# What the exercise asks
Look for "SERVICE" in each line of the entries, and return the matching lines.

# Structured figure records
════════════════════
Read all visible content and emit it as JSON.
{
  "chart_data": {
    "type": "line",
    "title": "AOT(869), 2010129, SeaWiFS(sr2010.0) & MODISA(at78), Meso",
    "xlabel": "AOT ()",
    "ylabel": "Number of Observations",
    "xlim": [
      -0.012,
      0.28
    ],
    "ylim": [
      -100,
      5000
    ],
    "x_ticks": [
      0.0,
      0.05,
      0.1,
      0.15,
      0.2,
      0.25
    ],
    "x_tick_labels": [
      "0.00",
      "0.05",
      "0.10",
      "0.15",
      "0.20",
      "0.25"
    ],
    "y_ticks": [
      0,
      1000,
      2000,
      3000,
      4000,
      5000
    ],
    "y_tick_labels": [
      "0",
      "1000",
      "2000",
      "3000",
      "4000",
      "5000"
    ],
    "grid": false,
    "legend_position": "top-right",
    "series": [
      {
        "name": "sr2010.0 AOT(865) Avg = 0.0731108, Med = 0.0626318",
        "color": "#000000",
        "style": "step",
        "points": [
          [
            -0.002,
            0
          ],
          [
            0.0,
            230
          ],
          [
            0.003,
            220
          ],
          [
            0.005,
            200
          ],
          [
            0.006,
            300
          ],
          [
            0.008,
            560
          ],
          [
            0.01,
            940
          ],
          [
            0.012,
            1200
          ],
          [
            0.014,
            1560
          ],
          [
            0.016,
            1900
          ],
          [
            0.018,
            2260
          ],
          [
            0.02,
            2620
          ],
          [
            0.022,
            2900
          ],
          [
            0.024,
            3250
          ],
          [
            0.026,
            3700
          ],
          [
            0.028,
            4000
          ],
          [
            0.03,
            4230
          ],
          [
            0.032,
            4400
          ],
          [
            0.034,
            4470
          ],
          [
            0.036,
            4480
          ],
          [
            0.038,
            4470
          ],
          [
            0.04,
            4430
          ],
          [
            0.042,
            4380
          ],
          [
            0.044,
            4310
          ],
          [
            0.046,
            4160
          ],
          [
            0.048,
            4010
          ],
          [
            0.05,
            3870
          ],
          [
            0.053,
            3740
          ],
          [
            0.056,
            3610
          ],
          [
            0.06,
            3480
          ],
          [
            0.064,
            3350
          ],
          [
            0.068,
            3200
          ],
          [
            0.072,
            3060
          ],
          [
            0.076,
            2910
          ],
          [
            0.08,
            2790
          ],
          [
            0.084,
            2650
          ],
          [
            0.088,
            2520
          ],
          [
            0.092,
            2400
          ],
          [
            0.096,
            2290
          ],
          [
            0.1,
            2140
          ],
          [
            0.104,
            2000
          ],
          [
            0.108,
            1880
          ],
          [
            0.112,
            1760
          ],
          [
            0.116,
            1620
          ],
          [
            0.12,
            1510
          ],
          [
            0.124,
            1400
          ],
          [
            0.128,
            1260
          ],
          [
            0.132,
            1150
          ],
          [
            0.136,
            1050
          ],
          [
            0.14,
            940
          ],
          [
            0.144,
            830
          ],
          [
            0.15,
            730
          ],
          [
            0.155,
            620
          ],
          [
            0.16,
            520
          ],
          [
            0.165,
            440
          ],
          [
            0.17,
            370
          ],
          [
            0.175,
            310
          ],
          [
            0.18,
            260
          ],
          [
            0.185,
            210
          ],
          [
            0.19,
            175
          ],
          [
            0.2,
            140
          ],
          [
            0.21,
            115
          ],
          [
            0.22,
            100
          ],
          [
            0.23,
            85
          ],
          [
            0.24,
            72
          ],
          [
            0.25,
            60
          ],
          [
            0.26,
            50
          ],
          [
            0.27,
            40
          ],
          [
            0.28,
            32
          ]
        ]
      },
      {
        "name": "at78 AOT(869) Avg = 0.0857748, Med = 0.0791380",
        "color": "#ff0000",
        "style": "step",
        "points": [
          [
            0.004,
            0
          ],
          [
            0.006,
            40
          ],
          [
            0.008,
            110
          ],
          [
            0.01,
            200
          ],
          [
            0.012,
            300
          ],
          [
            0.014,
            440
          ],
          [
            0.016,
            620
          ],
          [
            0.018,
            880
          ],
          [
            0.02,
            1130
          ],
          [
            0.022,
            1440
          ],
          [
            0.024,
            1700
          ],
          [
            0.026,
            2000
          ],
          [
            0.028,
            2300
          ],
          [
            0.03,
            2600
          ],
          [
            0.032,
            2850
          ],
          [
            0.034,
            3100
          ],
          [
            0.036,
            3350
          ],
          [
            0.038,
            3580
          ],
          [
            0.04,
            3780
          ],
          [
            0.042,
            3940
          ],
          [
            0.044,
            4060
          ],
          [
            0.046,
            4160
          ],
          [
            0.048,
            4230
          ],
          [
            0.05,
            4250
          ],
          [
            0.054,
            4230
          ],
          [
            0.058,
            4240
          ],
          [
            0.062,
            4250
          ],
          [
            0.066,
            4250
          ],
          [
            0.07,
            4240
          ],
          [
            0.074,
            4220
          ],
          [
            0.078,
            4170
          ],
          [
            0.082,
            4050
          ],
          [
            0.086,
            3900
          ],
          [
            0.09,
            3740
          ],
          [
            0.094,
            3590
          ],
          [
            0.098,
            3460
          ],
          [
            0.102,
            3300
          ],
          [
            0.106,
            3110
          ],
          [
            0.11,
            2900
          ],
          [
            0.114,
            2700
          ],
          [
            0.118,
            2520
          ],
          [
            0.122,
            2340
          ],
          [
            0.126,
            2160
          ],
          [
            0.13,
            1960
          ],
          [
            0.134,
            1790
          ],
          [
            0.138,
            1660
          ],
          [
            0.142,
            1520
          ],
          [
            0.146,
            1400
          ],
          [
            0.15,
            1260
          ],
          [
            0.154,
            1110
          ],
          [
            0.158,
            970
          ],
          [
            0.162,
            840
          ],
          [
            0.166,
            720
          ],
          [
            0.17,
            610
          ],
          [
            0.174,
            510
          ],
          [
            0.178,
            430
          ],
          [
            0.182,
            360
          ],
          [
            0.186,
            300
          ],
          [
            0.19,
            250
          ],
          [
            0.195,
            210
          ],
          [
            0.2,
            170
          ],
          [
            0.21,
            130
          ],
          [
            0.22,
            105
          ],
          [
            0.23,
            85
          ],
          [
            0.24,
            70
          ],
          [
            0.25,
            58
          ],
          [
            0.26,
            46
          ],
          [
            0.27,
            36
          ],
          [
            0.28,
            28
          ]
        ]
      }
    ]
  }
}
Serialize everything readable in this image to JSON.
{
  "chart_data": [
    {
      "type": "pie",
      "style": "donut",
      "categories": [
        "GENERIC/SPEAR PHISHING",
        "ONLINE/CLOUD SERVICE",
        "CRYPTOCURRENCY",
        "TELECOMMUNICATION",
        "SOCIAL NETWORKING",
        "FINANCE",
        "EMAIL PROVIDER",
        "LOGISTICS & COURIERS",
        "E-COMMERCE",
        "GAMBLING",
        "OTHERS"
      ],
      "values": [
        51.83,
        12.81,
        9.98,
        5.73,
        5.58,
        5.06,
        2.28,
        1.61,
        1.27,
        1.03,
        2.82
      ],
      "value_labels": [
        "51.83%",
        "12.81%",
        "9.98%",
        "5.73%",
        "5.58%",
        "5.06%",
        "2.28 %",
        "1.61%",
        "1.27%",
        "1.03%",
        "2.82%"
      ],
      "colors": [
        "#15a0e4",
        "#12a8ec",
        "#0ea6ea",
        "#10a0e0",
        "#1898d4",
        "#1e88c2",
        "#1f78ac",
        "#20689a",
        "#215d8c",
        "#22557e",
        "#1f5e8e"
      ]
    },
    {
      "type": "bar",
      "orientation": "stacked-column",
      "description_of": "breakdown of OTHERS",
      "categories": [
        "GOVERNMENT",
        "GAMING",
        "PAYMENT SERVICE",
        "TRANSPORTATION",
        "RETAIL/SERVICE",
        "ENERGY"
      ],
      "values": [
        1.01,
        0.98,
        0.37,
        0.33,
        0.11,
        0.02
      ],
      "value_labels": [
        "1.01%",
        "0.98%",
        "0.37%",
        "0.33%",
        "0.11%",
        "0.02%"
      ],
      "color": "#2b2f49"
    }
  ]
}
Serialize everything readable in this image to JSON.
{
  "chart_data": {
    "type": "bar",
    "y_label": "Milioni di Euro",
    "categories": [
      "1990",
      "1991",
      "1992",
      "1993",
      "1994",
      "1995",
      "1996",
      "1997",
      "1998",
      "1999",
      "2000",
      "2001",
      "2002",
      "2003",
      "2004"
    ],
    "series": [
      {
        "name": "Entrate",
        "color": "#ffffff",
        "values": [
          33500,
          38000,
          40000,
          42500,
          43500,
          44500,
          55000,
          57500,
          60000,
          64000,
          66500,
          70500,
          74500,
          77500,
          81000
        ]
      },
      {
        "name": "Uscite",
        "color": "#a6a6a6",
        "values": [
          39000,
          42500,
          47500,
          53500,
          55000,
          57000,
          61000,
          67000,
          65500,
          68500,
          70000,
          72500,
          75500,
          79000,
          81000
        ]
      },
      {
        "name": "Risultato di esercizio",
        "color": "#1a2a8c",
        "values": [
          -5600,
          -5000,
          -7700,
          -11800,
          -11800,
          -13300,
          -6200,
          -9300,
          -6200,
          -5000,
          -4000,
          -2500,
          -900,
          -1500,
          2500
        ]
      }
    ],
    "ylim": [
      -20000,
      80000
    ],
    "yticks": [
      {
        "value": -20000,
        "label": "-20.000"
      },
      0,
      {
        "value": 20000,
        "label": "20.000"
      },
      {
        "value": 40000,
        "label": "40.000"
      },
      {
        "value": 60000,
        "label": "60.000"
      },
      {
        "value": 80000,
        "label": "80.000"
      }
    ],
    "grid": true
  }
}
════════════════════
# Complete response
        "ONLINE/CLOUD SERVICE",
        "PAYMENT SERVICE",
        "RETAIL/SERVICE",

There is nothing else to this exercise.